### Record excerpts ###

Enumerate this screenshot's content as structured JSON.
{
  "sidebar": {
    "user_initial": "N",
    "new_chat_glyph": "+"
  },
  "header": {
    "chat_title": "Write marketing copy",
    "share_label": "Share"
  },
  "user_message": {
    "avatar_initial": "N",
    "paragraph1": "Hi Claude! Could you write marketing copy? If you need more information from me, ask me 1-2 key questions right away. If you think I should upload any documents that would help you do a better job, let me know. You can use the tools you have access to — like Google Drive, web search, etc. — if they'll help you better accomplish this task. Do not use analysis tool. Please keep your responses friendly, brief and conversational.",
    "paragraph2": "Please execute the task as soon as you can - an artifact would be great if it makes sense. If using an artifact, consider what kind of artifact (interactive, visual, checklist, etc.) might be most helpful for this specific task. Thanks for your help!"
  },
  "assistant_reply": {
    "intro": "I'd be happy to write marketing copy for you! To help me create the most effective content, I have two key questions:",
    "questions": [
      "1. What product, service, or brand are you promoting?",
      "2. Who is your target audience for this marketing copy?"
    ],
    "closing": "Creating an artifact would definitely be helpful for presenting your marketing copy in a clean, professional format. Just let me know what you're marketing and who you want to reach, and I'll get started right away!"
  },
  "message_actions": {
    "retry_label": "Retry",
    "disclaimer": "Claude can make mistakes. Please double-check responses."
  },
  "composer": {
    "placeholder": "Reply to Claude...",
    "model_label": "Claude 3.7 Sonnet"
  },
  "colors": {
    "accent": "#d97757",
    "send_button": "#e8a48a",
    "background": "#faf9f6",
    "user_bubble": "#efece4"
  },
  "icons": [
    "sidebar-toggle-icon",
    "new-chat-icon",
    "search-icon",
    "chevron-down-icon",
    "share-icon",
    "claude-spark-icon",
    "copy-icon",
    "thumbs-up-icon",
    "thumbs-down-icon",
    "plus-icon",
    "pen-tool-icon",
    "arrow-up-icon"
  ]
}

###

- _Directive_
Your task is to repeat every entry exactly.

- _Task answer_
Enumerate this screenshot's content as structured JSON.
{
  "sidebar": {
    "user_initial": "N",
    "new_chat_glyph": "+"
  },
  "header": {
    "chat_title": "Write marketing copy",
    "share_label": "Share"
  },
  "user_message": {
    "avatar_initial": "N",
    "paragraph1": "Hi Claude! Could you write marketing copy? If you need more information from me, ask me 1-2 key questions right away. If you think I should upload any documents that would help you do a better job, let me know. You can use the tools you have access to — like Google Drive, web search, etc. — if they'll help you better accomplish this task. Do not use analysis tool. Please keep your responses friendly, brief and conversational.",
    "paragraph2": "Please execute the task as soon as you can - an artifact would be great if it makes sense. If using an artifact, consider what kind of artifact (interactive, visual, checklist, etc.) might be most helpful for this specific task. Thanks for your help!"
  },
  "assistant_reply": {
    "intro": "I'd be happy to write marketing copy for you! To help me create the most effective content, I have two key questions:",
    "questions": [
      "1. What product, service, or brand are you promoting?",
      "2. Who is your target audience for this marketing copy?"
    ],
    "closing": "Creating an artifact would definitely be helpful for presenting your marketing copy in a clean, professional format. Just let me know what you're marketing and who you want to reach, and I'll get started right away!"
  },
  "message_actions": {
    "retry_label": "Retry",
    "disclaimer": "Claude can make mistakes. Please double-check responses."
  },
  "composer": {
    "placeholder": "Reply to Claude...",
    "model_label": "Claude 3.7 Sonnet"
  },
  "colors": {
    "accent": "#d97757",
    "send_button": "#e8a48a",
    "background": "#faf9f6",
    "user_bubble": "#efece4"
  },
  "icons": [
    "sidebar-toggle-icon",
    "new-chat-icon",
    "search-icon",
    "chevron-down-icon",
    "share-icon",
    "claude-spark-icon",
    "copy-icon",
    "thumbs-up-icon",
    "thumbs-down-icon",
    "plus-icon",
    "pen-tool-icon",
    "arrow-up-icon"
  ]
}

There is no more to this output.